= Stated goal =
Arrange the data below as a numbered list, starting with the very first line and ending after the line that contains "stat-label-min: Min: [330, 457, 361, 468]", with both of those lines included and blank lines left out.
◇ ◇ ◇ ◇
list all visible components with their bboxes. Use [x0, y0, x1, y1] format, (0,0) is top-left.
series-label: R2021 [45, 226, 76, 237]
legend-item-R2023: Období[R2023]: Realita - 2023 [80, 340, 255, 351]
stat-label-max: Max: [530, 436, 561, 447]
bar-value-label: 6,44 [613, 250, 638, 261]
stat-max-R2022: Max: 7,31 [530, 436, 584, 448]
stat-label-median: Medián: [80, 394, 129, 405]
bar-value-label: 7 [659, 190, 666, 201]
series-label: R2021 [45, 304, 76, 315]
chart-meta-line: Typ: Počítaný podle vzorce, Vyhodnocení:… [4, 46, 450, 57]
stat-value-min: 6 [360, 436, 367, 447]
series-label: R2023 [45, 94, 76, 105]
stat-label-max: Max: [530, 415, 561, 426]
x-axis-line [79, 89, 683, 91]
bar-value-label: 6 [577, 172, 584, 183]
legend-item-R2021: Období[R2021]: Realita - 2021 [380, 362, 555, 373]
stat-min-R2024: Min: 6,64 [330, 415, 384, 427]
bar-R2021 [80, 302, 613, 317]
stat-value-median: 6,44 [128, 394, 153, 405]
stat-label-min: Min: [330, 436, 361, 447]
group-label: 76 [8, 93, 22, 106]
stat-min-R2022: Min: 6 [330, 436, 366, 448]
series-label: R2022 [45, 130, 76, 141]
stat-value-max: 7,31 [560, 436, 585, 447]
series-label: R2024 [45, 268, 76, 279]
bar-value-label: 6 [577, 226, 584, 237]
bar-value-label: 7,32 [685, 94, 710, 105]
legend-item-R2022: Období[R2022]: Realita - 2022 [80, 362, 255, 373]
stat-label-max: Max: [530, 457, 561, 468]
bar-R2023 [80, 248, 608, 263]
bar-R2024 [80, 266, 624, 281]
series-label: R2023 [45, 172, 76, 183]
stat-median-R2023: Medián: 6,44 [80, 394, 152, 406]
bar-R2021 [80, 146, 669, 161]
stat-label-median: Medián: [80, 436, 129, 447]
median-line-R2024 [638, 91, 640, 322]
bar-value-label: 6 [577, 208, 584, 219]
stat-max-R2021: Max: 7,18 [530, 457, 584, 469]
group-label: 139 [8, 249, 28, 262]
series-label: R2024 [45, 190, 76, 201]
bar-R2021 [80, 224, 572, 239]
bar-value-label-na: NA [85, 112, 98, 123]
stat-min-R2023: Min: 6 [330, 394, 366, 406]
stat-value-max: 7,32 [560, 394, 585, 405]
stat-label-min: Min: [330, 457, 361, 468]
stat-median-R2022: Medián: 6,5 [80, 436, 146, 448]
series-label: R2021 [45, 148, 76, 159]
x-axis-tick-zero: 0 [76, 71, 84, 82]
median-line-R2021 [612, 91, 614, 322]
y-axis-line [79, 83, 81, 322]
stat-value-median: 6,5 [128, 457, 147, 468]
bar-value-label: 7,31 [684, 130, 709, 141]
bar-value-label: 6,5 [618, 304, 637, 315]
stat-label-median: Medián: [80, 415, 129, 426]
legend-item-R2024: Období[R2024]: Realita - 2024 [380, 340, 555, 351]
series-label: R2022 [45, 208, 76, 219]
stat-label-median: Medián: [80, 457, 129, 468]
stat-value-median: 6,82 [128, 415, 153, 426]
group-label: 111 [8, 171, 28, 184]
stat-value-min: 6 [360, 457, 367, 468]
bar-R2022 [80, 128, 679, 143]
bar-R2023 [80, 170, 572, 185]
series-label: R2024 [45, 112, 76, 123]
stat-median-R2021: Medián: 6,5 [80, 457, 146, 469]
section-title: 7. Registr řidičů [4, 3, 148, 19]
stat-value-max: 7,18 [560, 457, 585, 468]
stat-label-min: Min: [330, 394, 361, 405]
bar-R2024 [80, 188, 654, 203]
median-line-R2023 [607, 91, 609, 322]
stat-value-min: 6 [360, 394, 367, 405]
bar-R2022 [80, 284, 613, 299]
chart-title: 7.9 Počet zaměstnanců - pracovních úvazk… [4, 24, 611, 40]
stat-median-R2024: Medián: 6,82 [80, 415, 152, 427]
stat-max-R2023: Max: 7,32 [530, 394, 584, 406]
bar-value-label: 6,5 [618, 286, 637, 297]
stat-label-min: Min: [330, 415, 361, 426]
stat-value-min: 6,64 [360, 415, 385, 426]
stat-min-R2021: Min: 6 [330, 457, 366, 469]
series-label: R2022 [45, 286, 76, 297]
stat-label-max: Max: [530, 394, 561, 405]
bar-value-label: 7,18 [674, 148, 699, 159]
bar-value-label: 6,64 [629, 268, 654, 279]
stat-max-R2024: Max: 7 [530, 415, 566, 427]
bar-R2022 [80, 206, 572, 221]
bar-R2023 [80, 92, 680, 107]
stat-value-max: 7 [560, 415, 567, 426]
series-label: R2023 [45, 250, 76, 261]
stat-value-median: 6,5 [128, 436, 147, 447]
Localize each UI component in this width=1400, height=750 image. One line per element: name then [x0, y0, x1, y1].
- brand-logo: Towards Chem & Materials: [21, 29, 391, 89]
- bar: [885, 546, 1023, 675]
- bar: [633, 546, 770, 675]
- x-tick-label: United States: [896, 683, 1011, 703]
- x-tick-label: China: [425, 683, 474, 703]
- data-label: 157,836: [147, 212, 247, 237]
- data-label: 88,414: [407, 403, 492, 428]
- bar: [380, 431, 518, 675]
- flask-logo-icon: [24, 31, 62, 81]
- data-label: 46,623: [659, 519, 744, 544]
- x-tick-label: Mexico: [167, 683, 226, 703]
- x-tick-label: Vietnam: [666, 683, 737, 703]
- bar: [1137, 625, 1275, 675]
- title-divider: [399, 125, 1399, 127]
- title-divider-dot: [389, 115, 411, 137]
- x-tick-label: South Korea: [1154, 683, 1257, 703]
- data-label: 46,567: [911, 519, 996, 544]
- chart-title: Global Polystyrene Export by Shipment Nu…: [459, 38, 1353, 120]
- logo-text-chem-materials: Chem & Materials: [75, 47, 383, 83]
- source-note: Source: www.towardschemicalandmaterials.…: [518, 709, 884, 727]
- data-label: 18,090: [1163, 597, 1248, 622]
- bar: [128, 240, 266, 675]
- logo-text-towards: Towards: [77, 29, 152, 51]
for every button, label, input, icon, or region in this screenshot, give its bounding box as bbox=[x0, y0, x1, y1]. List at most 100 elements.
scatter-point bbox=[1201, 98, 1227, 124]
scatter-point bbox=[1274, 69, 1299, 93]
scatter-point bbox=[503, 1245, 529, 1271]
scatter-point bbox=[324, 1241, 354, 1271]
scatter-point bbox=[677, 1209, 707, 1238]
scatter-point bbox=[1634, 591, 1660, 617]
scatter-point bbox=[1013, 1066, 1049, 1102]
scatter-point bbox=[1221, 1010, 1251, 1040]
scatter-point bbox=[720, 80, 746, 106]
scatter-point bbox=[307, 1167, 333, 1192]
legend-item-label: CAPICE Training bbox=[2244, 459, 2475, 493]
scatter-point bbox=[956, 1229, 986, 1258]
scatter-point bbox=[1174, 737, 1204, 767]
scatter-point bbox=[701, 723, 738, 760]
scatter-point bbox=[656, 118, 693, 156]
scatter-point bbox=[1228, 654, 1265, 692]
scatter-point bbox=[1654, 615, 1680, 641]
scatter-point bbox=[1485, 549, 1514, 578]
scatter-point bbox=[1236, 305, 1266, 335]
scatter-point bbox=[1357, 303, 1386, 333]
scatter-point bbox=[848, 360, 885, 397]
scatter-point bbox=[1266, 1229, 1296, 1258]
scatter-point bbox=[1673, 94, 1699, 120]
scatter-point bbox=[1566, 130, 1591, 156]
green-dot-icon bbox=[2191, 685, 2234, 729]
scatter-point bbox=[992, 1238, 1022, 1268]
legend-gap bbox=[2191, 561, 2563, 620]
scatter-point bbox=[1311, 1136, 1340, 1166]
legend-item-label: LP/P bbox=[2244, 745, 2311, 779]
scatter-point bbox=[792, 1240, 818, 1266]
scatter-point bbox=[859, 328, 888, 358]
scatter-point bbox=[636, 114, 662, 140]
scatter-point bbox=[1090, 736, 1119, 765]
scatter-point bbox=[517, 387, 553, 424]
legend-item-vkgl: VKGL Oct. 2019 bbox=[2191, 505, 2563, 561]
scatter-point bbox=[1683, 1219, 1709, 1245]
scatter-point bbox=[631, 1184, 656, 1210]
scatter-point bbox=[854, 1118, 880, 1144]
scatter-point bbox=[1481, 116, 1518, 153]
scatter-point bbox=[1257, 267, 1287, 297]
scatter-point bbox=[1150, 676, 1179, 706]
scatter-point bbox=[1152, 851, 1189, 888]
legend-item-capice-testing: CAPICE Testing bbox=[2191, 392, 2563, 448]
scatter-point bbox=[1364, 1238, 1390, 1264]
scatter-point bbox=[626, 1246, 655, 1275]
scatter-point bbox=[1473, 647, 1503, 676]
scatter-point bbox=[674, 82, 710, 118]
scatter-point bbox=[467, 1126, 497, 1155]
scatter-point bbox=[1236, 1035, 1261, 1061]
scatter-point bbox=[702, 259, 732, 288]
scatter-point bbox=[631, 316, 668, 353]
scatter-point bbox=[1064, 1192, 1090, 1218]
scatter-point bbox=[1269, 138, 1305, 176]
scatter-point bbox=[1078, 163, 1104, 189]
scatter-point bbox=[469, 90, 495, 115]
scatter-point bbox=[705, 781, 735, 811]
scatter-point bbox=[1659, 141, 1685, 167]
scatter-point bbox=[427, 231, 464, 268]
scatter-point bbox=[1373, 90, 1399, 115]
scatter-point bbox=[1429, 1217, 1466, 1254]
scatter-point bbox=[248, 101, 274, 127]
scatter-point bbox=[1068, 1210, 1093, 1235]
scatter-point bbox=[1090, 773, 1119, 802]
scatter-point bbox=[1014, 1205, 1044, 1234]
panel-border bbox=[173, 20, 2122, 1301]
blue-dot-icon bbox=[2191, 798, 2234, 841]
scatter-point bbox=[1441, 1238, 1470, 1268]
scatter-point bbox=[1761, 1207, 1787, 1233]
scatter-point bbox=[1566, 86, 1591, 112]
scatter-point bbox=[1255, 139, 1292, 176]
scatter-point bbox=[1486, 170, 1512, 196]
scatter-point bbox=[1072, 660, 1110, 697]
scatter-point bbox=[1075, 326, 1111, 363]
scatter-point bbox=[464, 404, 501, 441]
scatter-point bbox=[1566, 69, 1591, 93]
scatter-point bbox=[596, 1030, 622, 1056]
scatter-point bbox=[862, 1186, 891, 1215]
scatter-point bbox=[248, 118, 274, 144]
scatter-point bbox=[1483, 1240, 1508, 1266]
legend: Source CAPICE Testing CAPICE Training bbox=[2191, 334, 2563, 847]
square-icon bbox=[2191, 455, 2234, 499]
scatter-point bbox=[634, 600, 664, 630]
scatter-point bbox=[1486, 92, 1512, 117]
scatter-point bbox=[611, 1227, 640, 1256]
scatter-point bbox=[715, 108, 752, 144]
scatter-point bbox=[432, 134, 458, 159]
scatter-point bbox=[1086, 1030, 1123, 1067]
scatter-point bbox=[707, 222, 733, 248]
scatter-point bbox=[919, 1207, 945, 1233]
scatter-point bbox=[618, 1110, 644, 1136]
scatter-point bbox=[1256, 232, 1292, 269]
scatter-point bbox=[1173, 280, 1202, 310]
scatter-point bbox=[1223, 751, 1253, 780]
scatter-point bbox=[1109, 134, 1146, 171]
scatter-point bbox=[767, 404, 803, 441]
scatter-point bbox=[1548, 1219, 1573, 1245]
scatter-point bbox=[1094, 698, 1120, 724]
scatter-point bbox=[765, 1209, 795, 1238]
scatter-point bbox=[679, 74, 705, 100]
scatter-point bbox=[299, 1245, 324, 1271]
◇ ◇ ◇ ◇
= Written solution =
1. list all visible components with their bboxes. Use [x0, y0, x1, y1] format, (0,0) is top-left.
2. series-label: R2021 [45, 226, 76, 237]
3. legend-item-R2023: Období[R2023]: Realita - 2023 [80, 340, 255, 351]
4. stat-label-max: Max: [530, 436, 561, 447]
5. bar-value-label: 6,44 [613, 250, 638, 261]
6. stat-max-R2022: Max: 7,31 [530, 436, 584, 448]
7. stat-label-median: Medián: [80, 394, 129, 405]
8. bar-value-label: 7 [659, 190, 666, 201]
9. series-label: R2021 [45, 304, 76, 315]
10. chart-meta-line: Typ: Počítaný podle vzorce, Vyhodnocení:… [4, 46, 450, 57]
11. stat-value-min: 6 [360, 436, 367, 447]
12. series-label: R2023 [45, 94, 76, 105]
13. stat-label-max: Max: [530, 415, 561, 426]
14. x-axis-line [79, 89, 683, 91]
15. bar-value-label: 6 [577, 172, 584, 183]
16. legend-item-R2021: Období[R2021]: Realita - 2021 [380, 362, 555, 373]
17. stat-min-R2024: Min: 6,64 [330, 415, 384, 427]
18. bar-R2021 [80, 302, 613, 317]
19. stat-value-median: 6,44 [128, 394, 153, 405]
20. stat-label-min: Min: [330, 436, 361, 447]
21. group-label: 76 [8, 93, 22, 106]
22. stat-min-R2022: Min: 6 [330, 436, 366, 448]
23. series-label: R2022 [45, 130, 76, 141]
24. stat-value-max: 7,31 [560, 436, 585, 447]
25. series-label: R2024 [45, 268, 76, 279]
26. bar-value-label: 6 [577, 226, 584, 237]
27. bar-value-label: 7,32 [685, 94, 710, 105]
28. legend-item-R2022: Období[R2022]: Realita - 2022 [80, 362, 255, 373]
29. stat-label-max: Max: [530, 457, 561, 468]
30. bar-R2023 [80, 248, 608, 263]
31. bar-R2024 [80, 266, 624, 281]
32. series-label: R2023 [45, 172, 76, 183]
33. stat-median-R2023: Medián: 6,44 [80, 394, 152, 406]
34. bar-R2021 [80, 146, 669, 161]
35. stat-label-median: Medián: [80, 436, 129, 447]
36. median-line-R2024 [638, 91, 640, 322]
37. bar-value-label: 6 [577, 208, 584, 219]
38. stat-max-R2021: Max: 7,18 [530, 457, 584, 469]
39. group-label: 139 [8, 249, 28, 262]
40. series-label: R2024 [45, 190, 76, 201]
41. bar-R2021 [80, 224, 572, 239]
42. bar-value-label-na: NA [85, 112, 98, 123]
43. stat-min-R2023: Min: 6 [330, 394, 366, 406]
44. stat-value-max: 7,32 [560, 394, 585, 405]
45. stat-label-min: Min: [330, 457, 361, 468]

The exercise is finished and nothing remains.